EXERCISE PROMPT ::
Below are entries to be transcribed exactly; exclude the pictures from the copy.

(Page pictures and their text)

- - - -

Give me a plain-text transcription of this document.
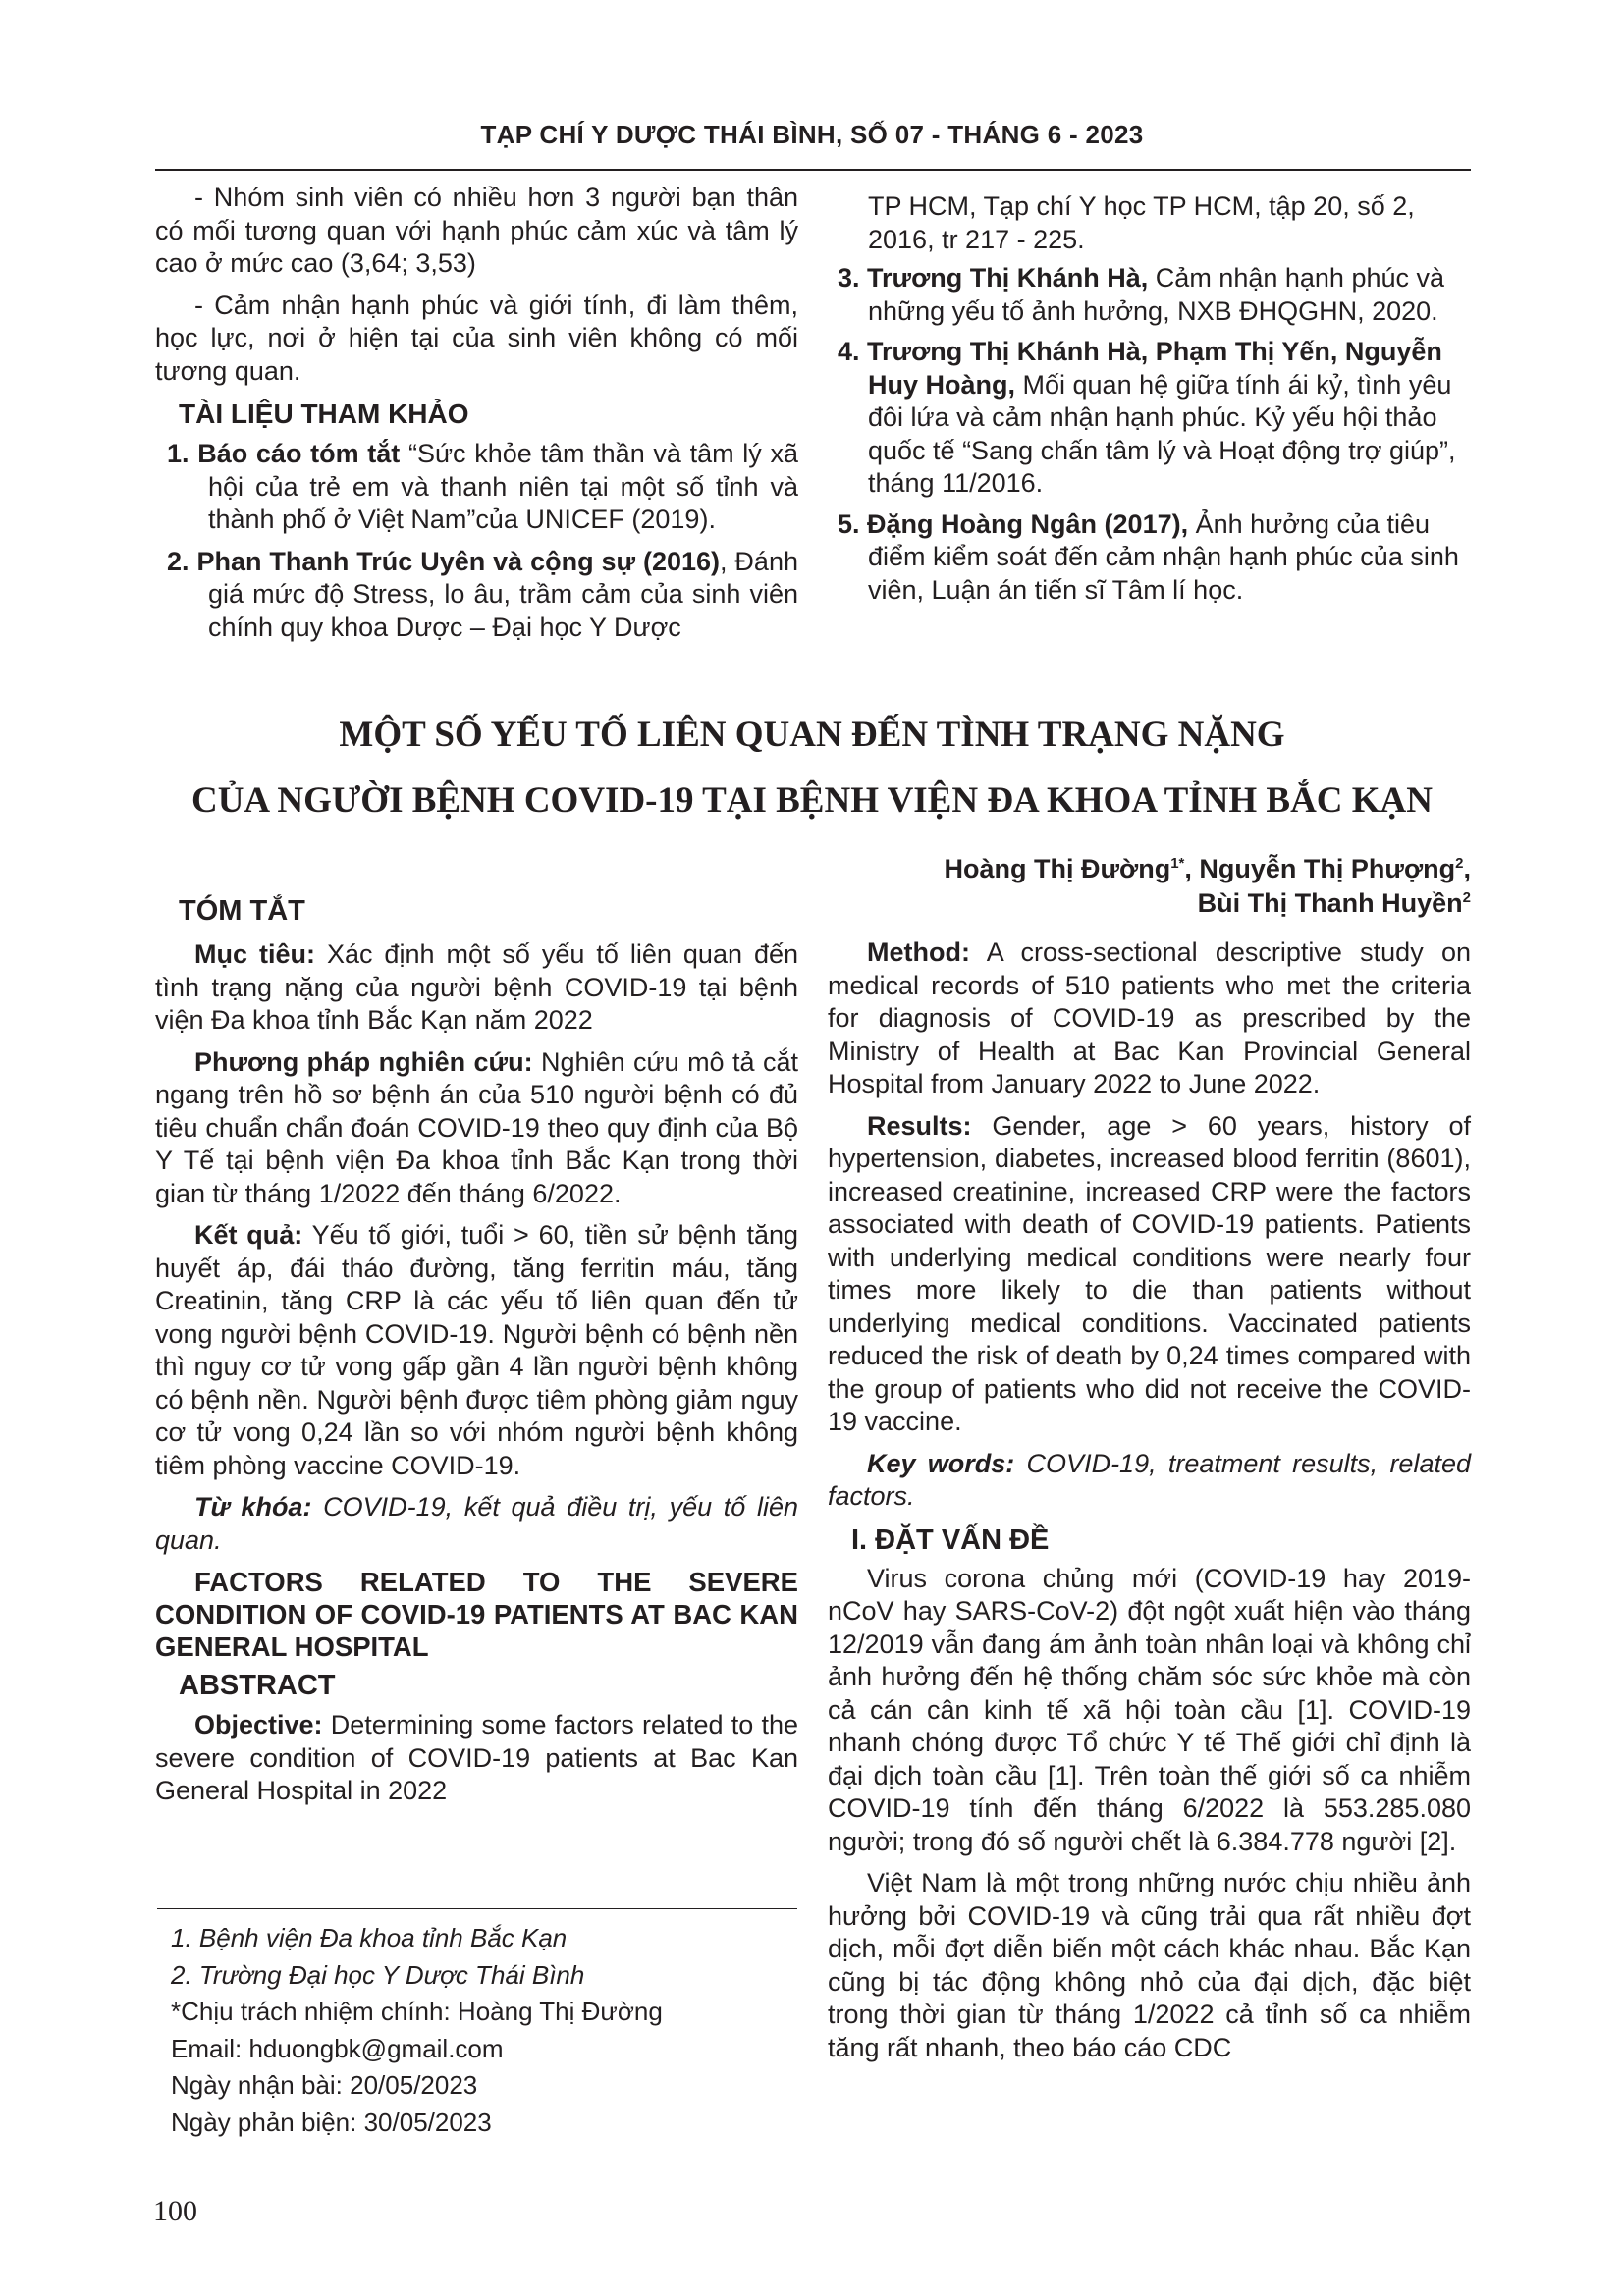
TẠP CHÍ Y DƯỢC THÁI BÌNH, SỐ 07 - THÁNG 6 - 2023

- Nhóm sinh viên có nhiều hơn 3 người bạn thân có mối tương quan với hạnh phúc cảm xúc và tâm lý cao ở mức cao (3,64; 3,53)

- Cảm nhận hạnh phúc và giới tính, đi làm thêm, học lực, nơi ở hiện tại của sinh viên không có mối tương quan.

TÀI LIỆU THAM KHẢO

1. Báo cáo tóm tắt “Sức khỏe tâm thần và tâm lý xã hội của trẻ em và thanh niên tại một số tỉnh và thành phố ở Việt Nam”của UNICEF (2019).

2. Phan Thanh Trúc Uyên và cộng sự (2016), Đánh giá mức độ Stress, lo âu, trầm cảm của sinh viên chính quy khoa Dược – Đại học Y Dược

TP HCM, Tạp chí Y học TP HCM, tập 20, số 2, 2016, tr 217 - 225.

3. Trương Thị Khánh Hà, Cảm nhận hạnh phúc và những yếu tố ảnh hưởng, NXB ĐHQGHN, 2020.

4. Trương Thị Khánh Hà, Phạm Thị Yến, Nguyễn Huy Hoàng, Mối quan hệ giữa tính ái kỷ, tình yêu đôi lứa và cảm nhận hạnh phúc. Kỷ yếu hội thảo quốc tế “Sang chấn tâm lý và Hoạt động trợ giúp”, tháng 11/2016.

5. Đặng Hoàng Ngân (2017), Ảnh hưởng của tiêu điểm kiểm soát đến cảm nhận hạnh phúc của sinh viên, Luận án tiến sĩ Tâm lí học.

MỘT SỐ YẾU TỐ LIÊN QUAN ĐẾN TÌNH TRẠNG NẶNG
CỦA NGƯỜI BỆNH COVID-19 TẠI BỆNH VIỆN ĐA KHOA TỈNH BẮC KẠN
Hoàng Thị Đường$^{1*}$, Nguyễn Thị Phượng$^2$,
Bùi Thị Thanh Huyền$^2$
TÓM TẮT

Mục tiêu: Xác định một số yếu tố liên quan đến tình trạng nặng của người bệnh COVID-19 tại bệnh viện Đa khoa tỉnh Bắc Kạn năm 2022

Phương pháp nghiên cứu: Nghiên cứu mô tả cắt ngang trên hồ sơ bệnh án của 510 người bệnh có đủ tiêu chuẩn chẩn đoán COVID-19 theo quy định của Bộ Y Tế tại bệnh viện Đa khoa tỉnh Bắc Kạn trong thời gian từ tháng 1/2022 đến tháng 6/2022.

Kết quả: Yếu tố giới, tuổi > 60, tiền sử bệnh tăng huyết áp, đái tháo đường, tăng ferritin máu, tăng Creatinin, tăng CRP là các yếu tố liên quan đến tử vong người bệnh COVID-19. Người bệnh có bệnh nền thì nguy cơ tử vong gấp gần 4 lần người bệnh không có bệnh nền. Người bệnh được tiêm phòng giảm nguy cơ tử vong 0,24 lần so với nhóm người bệnh không tiêm phòng vaccine COVID-19.

Từ khóa: COVID-19, kết quả điều trị, yếu tố liên quan.

FACTORS RELATED TO THE SEVERE CONDITION OF COVID-19 PATIENTS AT BAC KAN GENERAL HOSPITAL

ABSTRACT

Objective: Determining some factors related to the severe condition of COVID-19 patients at Bac Kan General Hospital in 2022

1. Bệnh viện Đa khoa tỉnh Bắc Kạn
2. Trường Đại học Y Dược Thái Bình
*Chịu trách nhiệm chính: Hoàng Thị Đường
Email: hduongbk@gmail.com
Ngày nhận bài: 20/05/2023
Ngày phản biện: 30/05/2023

Method: A cross-sectional descriptive study on medical records of 510 patients who met the criteria for diagnosis of COVID-19 as prescribed by the Ministry of Health at Bac Kan Provincial General Hospital from January 2022 to June 2022.

Results: Gender, age > 60 years, history of hypertension, diabetes, increased blood ferritin (8601), increased creatinine, increased CRP were the factors associated with death of COVID-19 patients. Patients with underlying medical conditions were nearly four times more likely to die than patients without underlying medical conditions. Vaccinated patients reduced the risk of death by 0,24 times compared with the group of patients who did not receive the COVID-19 vaccine.

Key words: COVID-19, treatment results, related factors.

I. ĐẶT VẤN ĐỀ

Virus corona chủng mới (COVID-19 hay 2019-nCoV hay SARS-CoV-2) đột ngột xuất hiện vào tháng 12/2019 vẫn đang ám ảnh toàn nhân loại và không chỉ ảnh hưởng đến hệ thống chăm sóc sức khỏe mà còn cả cán cân kinh tế xã hội toàn cầu [1]. COVID-19 nhanh chóng được Tổ chức Y tế Thế giới chỉ định là đại dịch toàn cầu [1]. Trên toàn thế giới số ca nhiễm COVID-19 tính đến tháng 6/2022 là 553.285.080 người; trong đó số người chết là 6.384.778 người [2].

Việt Nam là một trong những nước chịu nhiều ảnh hưởng bởi COVID-19 và cũng trải qua rất nhiều đợt dịch, mỗi đợt diễn biến một cách khác nhau. Bắc Kạn cũng bị tác động không nhỏ của đại dịch, đặc biệt trong thời gian từ tháng 1/2022 cả tỉnh số ca nhiễm tăng rất nhanh, theo báo cáo CDC

100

- - - -

WRITTEN ANSWER ::
Give me a plain-text transcription of this document.
TẠP CHÍ Y DƯỢC THÁI BÌNH, SỐ 07 - THÁNG 6 - 2023

- Nhóm sinh viên có nhiều hơn 3 người bạn thân có mối tương quan với hạnh phúc cảm xúc và tâm lý cao ở mức cao (3,64; 3,53)

- Cảm nhận hạnh phúc và giới tính, đi làm thêm, học lực, nơi ở hiện tại của sinh viên không có mối tương quan.

TÀI LIỆU THAM KHẢO

1. Báo cáo tóm tắt “Sức khỏe tâm thần và tâm lý xã hội của trẻ em và thanh niên tại một số tỉnh và thành phố ở Việt Nam”của UNICEF (2019).

2. Phan Thanh Trúc Uyên và cộng sự (2016), Đánh giá mức độ Stress, lo âu, trầm cảm của sinh viên chính quy khoa Dược – Đại học Y Dược

TP HCM, Tạp chí Y học TP HCM, tập 20, số 2, 2016, tr 217 - 225.

3. Trương Thị Khánh Hà, Cảm nhận hạnh phúc và những yếu tố ảnh hưởng, NXB ĐHQGHN, 2020.

4. Trương Thị Khánh Hà, Phạm Thị Yến, Nguyễn Huy Hoàng, Mối quan hệ giữa tính ái kỷ, tình yêu đôi lứa và cảm nhận hạnh phúc. Kỷ yếu hội thảo quốc tế “Sang chấn tâm lý và Hoạt động trợ giúp”, tháng 11/2016.

5. Đặng Hoàng Ngân (2017), Ảnh hưởng của tiêu điểm kiểm soát đến cảm nhận hạnh phúc của sinh viên, Luận án tiến sĩ Tâm lí học.

MỘT SỐ YẾU TỐ LIÊN QUAN ĐẾN TÌNH TRẠNG NẶNG
CỦA NGƯỜI BỆNH COVID-19 TẠI BỆNH VIỆN ĐA KHOA TỈNH BẮC KẠN
Hoàng Thị Đường$^{1*}$, Nguyễn Thị Phượng$^2$,
Bùi Thị Thanh Huyền$^2$
TÓM TẮT

Mục tiêu: Xác định một số yếu tố liên quan đến tình trạng nặng của người bệnh COVID-19 tại bệnh viện Đa khoa tỉnh Bắc Kạn năm 2022

Phương pháp nghiên cứu: Nghiên cứu mô tả cắt ngang trên hồ sơ bệnh án của 510 người bệnh có đủ tiêu chuẩn chẩn đoán COVID-19 theo quy định của Bộ Y Tế tại bệnh viện Đa khoa tỉnh Bắc Kạn trong thời gian từ tháng 1/2022 đến tháng 6/2022.

Kết quả: Yếu tố giới, tuổi > 60, tiền sử bệnh tăng huyết áp, đái tháo đường, tăng ferritin máu, tăng Creatinin, tăng CRP là các yếu tố liên quan đến tử vong người bệnh COVID-19. Người bệnh có bệnh nền thì nguy cơ tử vong gấp gần 4 lần người bệnh không có bệnh nền. Người bệnh được tiêm phòng giảm nguy cơ tử vong 0,24 lần so với nhóm người bệnh không tiêm phòng vaccine COVID-19.

Từ khóa: COVID-19, kết quả điều trị, yếu tố liên quan.

FACTORS RELATED TO THE SEVERE CONDITION OF COVID-19 PATIENTS AT BAC KAN GENERAL HOSPITAL

ABSTRACT

Objective: Determining some factors related to the severe condition of COVID-19 patients at Bac Kan General Hospital in 2022

1. Bệnh viện Đa khoa tỉnh Bắc Kạn
2. Trường Đại học Y Dược Thái Bình
*Chịu trách nhiệm chính: Hoàng Thị Đường
Email: hduongbk@gmail.com
Ngày nhận bài: 20/05/2023
Ngày phản biện: 30/05/2023

Method: A cross-sectional descriptive study on medical records of 510 patients who met the criteria for diagnosis of COVID-19 as prescribed by the Ministry of Health at Bac Kan Provincial General Hospital from January 2022 to June 2022.

Results: Gender, age > 60 years, history of hypertension, diabetes, increased blood ferritin (8601), increased creatinine, increased CRP were the factors associated with death of COVID-19 patients. Patients with underlying medical conditions were nearly four times more likely to die than patients without underlying medical conditions. Vaccinated patients reduced the risk of death by 0,24 times compared with the group of patients who did not receive the COVID-19 vaccine.

Key words: COVID-19, treatment results, related factors.

I. ĐẶT VẤN ĐỀ

Virus corona chủng mới (COVID-19 hay 2019-nCoV hay SARS-CoV-2) đột ngột xuất hiện vào tháng 12/2019 vẫn đang ám ảnh toàn nhân loại và không chỉ ảnh hưởng đến hệ thống chăm sóc sức khỏe mà còn cả cán cân kinh tế xã hội toàn cầu [1]. COVID-19 nhanh chóng được Tổ chức Y tế Thế giới chỉ định là đại dịch toàn cầu [1]. Trên toàn thế giới số ca nhiễm COVID-19 tính đến tháng 6/2022 là 553.285.080 người; trong đó số người chết là 6.384.778 người [2].

Việt Nam là một trong những nước chịu nhiều ảnh hưởng bởi COVID-19 và cũng trải qua rất nhiều đợt dịch, mỗi đợt diễn biến một cách khác nhau. Bắc Kạn cũng bị tác động không nhỏ của đại dịch, đặc biệt trong thời gian từ tháng 1/2022 cả tỉnh số ca nhiễm tăng rất nhanh, theo báo cáo CDC

100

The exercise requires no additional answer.